Ejercicios propuestos
A: Según el texto sobre el vacío, ¿cuál es el concepto que articula las relaciones sociales para Ernesto Laclau?
B: Retoma el texto sobre el vacío y continúalo a partir de su última oración.

Por Denisse Sciamarella y Matías Alinovi
A quien persevera en la genealogía de un concepto le son deparadas módicas alegrías: una fuente inesperada, un uso insospechado del concepto. Así, Leopoldo Lugones escribió sobre la idea de la relatividad, y Wilhelm Ostwald propuso reducir todas las ciencias –y las artes– a la energética. Si consideramos que esos desplazamientos son cada vez más infrecuentes, se configura un ideal: encontrar inesperadas fuentes contemporáneas que hayan hecho un uso también inesperado del concepto. Si la otra ambición del genealogista es la invisibilidad, lo mejor será, entonces, que esas fuentes insospechadas dialoguen entre sí, que formen contrapuntos naturales. Ejemplo magnífico de todo lo anterior es la discusión sobre el vacío que mantienen dos grandes filósofos de nuestro tiempo: el francés Alain Badiou y el argentino Ernesto Laclau.
LOS CONTRINCANTES
Alain Badiou sostiene una tesis original y quizá problemática: sólo la matemática es capaz de desplegar la ontología, de sostener un discurso sobre cómo es lo que es. En otros términos, que el ser se da matemáticamente. Y, con alguna enjundia, que la ontología es idéntica a la matemática –en particular, a la teoría de conjuntos–, mientras que la fenomenología –el modo en que las cosas se dan a nuestra conciencia– es indistinguible de la lógica.
Ernesto Laclau es un teórico de la filosofía política. Además de su crítica del marxismo, recordaremos su imprescindible trabajo de valoración teórica del populismo. Para Laclau, el concepto que articula las relaciones sociales es el de antagonismo.
EL VACIO ORIGINARIO
A Badiou le debemos una precisión lúcida de la historia de la ciencia. Todos sabemos que, bajo la influencia normativa de Aristóteles, durante la Edad Media se creyó que el vacío no existía, que la naturaleza lo aborrecía y aplicadamente lo aniquilaba. La convicción prosperó hasta que Evangelista Torricelli, en el siglo XVII, llenó un tubo con mercurio, lo invirtió y sumergió la parte abierta en un recipiente con más mercurio. El nivel del mercurio en el tubo descendió algunos centímetros, lo que dio lugar, en el extremo cerrado, a un espacio sin mercurio, que no podía estar sino vacío.
Desde entonces, pensar en Torricelli es asombrarse, otra vez, del poder de la experimentación que en el gesto de invertir un tubo zanja una discusión de siglos. Y sin embargo, Badiou, con su precisión, viene a enfriar ese entusiasmo automático mediante una pregunta desconcertante: ¿existe un referente común a lo que Torricelli y Aristóteles llaman vacío?

Entradas mostradas
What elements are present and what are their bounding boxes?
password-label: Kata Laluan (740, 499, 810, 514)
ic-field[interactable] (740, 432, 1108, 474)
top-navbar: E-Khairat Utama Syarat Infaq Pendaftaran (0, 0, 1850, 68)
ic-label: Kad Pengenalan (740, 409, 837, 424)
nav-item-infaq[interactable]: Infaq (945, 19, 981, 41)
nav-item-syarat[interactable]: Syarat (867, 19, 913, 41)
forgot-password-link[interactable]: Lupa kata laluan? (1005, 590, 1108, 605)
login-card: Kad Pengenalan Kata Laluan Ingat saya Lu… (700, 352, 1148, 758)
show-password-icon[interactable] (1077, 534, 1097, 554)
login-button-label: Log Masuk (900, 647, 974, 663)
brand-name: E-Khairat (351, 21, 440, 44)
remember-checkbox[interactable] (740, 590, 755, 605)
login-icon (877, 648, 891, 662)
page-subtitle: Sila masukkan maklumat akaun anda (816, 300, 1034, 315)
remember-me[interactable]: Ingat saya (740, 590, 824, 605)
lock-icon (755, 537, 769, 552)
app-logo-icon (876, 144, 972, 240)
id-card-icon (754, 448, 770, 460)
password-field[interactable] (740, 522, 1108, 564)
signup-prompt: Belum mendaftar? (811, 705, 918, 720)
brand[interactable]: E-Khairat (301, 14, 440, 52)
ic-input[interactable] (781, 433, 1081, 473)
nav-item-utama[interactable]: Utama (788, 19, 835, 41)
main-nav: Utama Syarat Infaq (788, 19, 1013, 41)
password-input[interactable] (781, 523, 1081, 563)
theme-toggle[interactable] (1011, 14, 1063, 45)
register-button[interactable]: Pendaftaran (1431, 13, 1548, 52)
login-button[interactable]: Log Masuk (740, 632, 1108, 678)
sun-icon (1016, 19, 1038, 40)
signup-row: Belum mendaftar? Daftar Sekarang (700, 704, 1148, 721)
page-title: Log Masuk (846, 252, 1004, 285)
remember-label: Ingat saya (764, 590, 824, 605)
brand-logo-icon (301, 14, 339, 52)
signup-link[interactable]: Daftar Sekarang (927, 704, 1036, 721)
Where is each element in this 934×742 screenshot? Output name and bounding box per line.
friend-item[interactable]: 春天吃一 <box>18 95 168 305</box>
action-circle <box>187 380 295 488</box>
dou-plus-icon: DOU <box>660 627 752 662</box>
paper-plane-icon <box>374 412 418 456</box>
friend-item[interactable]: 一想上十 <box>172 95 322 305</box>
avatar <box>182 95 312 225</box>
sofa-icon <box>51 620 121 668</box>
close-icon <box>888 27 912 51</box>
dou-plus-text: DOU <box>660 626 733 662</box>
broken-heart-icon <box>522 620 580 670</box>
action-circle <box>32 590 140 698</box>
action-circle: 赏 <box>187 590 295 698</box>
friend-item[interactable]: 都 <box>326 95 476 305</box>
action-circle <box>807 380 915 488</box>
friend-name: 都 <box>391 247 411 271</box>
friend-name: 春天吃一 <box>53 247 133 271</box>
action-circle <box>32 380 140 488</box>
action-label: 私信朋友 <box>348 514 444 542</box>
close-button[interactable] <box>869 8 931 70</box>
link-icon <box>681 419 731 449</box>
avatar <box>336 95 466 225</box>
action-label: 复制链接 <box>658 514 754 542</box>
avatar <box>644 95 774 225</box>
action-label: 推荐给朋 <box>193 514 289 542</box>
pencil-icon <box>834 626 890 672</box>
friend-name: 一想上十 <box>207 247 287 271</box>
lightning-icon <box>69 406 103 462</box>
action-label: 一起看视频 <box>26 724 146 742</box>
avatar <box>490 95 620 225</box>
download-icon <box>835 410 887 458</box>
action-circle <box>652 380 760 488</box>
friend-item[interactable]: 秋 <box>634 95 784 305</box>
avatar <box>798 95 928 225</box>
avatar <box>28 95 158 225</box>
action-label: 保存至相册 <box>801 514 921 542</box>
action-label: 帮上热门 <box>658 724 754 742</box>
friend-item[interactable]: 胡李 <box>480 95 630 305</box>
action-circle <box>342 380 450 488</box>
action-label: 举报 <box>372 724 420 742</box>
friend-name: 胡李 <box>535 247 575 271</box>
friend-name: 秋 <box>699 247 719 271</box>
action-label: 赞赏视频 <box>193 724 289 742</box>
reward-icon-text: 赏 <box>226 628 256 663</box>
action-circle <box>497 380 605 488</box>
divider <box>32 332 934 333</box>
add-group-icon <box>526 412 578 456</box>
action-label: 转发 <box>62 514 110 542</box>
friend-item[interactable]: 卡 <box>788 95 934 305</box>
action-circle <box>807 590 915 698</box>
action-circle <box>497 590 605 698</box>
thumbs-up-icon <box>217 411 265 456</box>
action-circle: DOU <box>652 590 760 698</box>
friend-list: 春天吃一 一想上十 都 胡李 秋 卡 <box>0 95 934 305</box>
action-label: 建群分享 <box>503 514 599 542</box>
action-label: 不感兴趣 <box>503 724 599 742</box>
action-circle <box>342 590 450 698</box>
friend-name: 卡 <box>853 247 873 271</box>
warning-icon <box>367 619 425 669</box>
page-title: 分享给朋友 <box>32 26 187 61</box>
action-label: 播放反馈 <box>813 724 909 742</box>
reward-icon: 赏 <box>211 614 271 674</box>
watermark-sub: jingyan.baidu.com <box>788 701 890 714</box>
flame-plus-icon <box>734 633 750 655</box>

Respuestas a ejercicios
A: El antagonismo.

B:
Los tubos de mercurio de Torricelli materializan un concepto de vacío. ¿Qué tipo de concepto? Uno caracterizado por la medida. Un concepto sujeto al veredicto de la experimentación y el cálculo. Ese concepto de vacío es hijo de la modernidad, una modernidad cuyo leitmotiv, en palabras de Galileo, es que la naturaleza está escrita en caracteres matemáticos. Para los griegos, en cambio, el vacío es una categoría ontológica, una parte o un modo de darse de lo que es, una figura del ser. El vacío de Aristóteles no es, entonces, algo que pueda producirse artificialmente. O mejor, su producción artificial, a través de un montaje técnico, como el de Torricelli, no responde la pregunta acerca de si la naturaleza admite o prodiga naturalmente “un lugar en el que nada es” sino que responde a otra pregunta. ¿A cuál? A la que se hacían los físicos en el siglo XVIII, que, por otra parte, tampoco coincide con la pregunta por el vacío que se hacen los físicos de la actualidad. Pero los físicos no son los únicos que se hacen preguntas.
VACIO Y NADA
El salto cualitativo entre el vacío de Aristóteles y el vacío de Torricelli ilustra el hiato que separa los conceptos de las ciencias naturales de los de otras tradiciones de pensamiento, como la filosofía. También ilustra el hecho de que el vacío es un concepto del que se han servido tanto científicos como filósofos. Es mezquino –y baladí– imaginar una soberanía conceptual que estableciera que el vacío pertenece, por derecho histórico, primero a los filósofos y después –¡y para siempre!– a los físicos. También sería incorrecto presentar un relato en el que el vacío pasara de unas manos a otras como un objeto material.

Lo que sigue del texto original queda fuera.